* _Your task_: Keep the images out and copy every entry below exactly.

* _Data provided_:
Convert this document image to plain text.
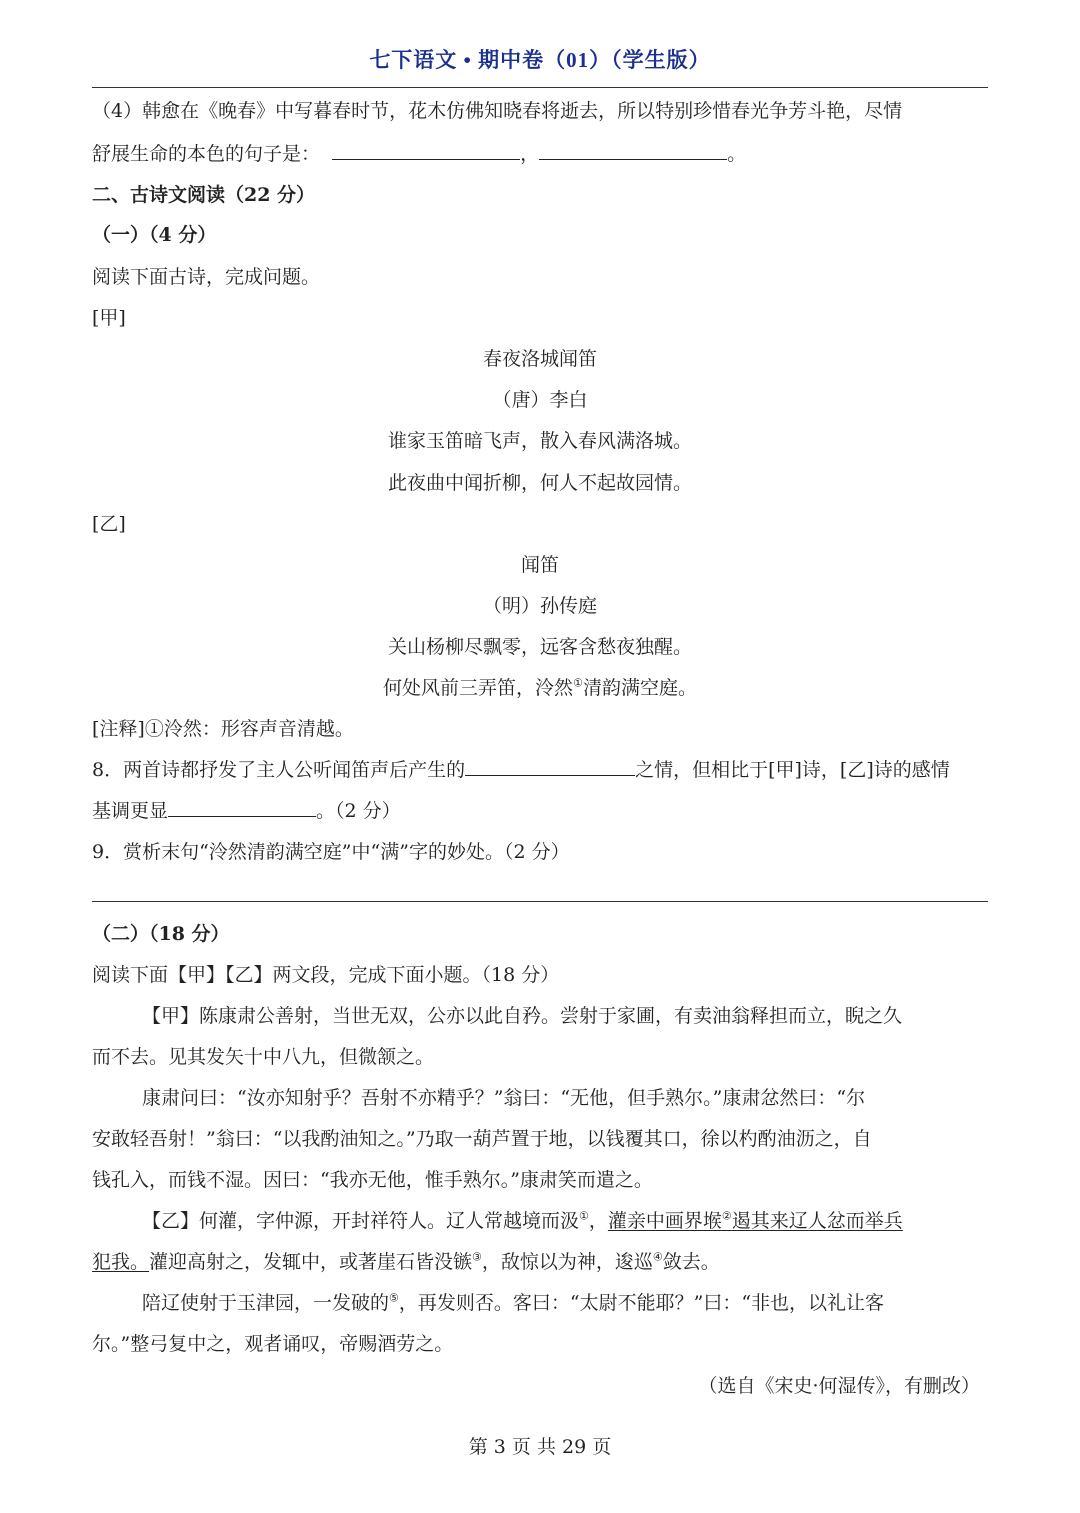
七下语文 • 期中卷（01）（学生版）
（4）韩愈在《晚春》中写暮春时节，花木仿佛知晓春将逝去，所以特别珍惜春光争芳斗艳，尽情
舒展生命的本色的句子是：	，	。
二、古诗文阅读（22 分）
（一）（4 分）
阅读下面古诗，完成问题。
[甲]
春夜洛城闻笛
（唐）李白
谁家玉笛暗飞声，散入春风满洛城。
此夜曲中闻折柳，何人不起故园情。
[乙]
闻笛
（明）孙传庭
关山杨柳尽飘零，远客含愁夜独醒。
何处风前三弄笛，泠然①清韵满空庭。
[注释]①泠然：形容声音清越。
8．两首诗都抒发了主人公听闻笛声后产生的	之情，但相比于[甲]诗，[乙]诗的感情
基调更显	。（2 分）
9．赏析末句“泠然清韵满空庭”中“满”字的妙处。（2 分）
（二）（18 分）
阅读下面【甲】【乙】两文段，完成下面小题。（18 分）
【甲】陈康肃公善射，当世无双，公亦以此自矜。尝射于家圃，有卖油翁释担而立，睨之久
而不去。见其发矢十中八九，但微颔之。
康肃问曰：“汝亦知射乎？吾射不亦精乎？”翁曰：“无他，但手熟尔。”康肃忿然曰：“尔
安敢轻吾射！”翁曰：“以我酌油知之。”乃取一葫芦置于地，以钱覆其口，徐以杓酌油沥之，自
钱孔入，而钱不湿。因曰：“我亦无他，惟手熟尔。”康肃笑而遣之。
【乙】何灌，字仲源，开封祥符人。辽人常越境而汲①，灌亲中画界堠②遏其来辽人忿而举兵
犯我。灌迎高射之，发辄中，或著崖石皆没镞③，敌惊以为神，逡巡④敛去。
陪辽使射于玉津园，一发破的⑤，再发则否。客曰：“太尉不能耶？”曰：“非也，以礼让客
尔。”整弓复中之，观者诵叹，帝赐酒劳之。
（选自《宋史·何湿传》，有删改）
第 3 页 共 29 页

* _Reply to the exercise_:
Convert this document image to plain text.
七下语文 • 期中卷（01）（学生版）
（4）韩愈在《晚春》中写暮春时节，花木仿佛知晓春将逝去，所以特别珍惜春光争芳斗艳，尽情
舒展生命的本色的句子是：	，	。
二、古诗文阅读（22 分）
（一）（4 分）
阅读下面古诗，完成问题。
[甲]
春夜洛城闻笛
（唐）李白
谁家玉笛暗飞声，散入春风满洛城。
此夜曲中闻折柳，何人不起故园情。
[乙]
闻笛
（明）孙传庭
关山杨柳尽飘零，远客含愁夜独醒。
何处风前三弄笛，泠然①清韵满空庭。
[注释]①泠然：形容声音清越。
8．两首诗都抒发了主人公听闻笛声后产生的	之情，但相比于[甲]诗，[乙]诗的感情
基调更显	。（2 分）
9．赏析末句“泠然清韵满空庭”中“满”字的妙处。（2 分）
（二）（18 分）
阅读下面【甲】【乙】两文段，完成下面小题。（18 分）
【甲】陈康肃公善射，当世无双，公亦以此自矜。尝射于家圃，有卖油翁释担而立，睨之久
而不去。见其发矢十中八九，但微颔之。
康肃问曰：“汝亦知射乎？吾射不亦精乎？”翁曰：“无他，但手熟尔。”康肃忿然曰：“尔
安敢轻吾射！”翁曰：“以我酌油知之。”乃取一葫芦置于地，以钱覆其口，徐以杓酌油沥之，自
钱孔入，而钱不湿。因曰：“我亦无他，惟手熟尔。”康肃笑而遣之。
【乙】何灌，字仲源，开封祥符人。辽人常越境而汲①，灌亲中画界堠②遏其来辽人忿而举兵
犯我。灌迎高射之，发辄中，或著崖石皆没镞③，敌惊以为神，逡巡④敛去。
陪辽使射于玉津园，一发破的⑤，再发则否。客曰：“太尉不能耶？”曰：“非也，以礼让客
尔。”整弓复中之，观者诵叹，帝赐酒劳之。
（选自《宋史·何湿传》，有删改）
第 3 页 共 29 页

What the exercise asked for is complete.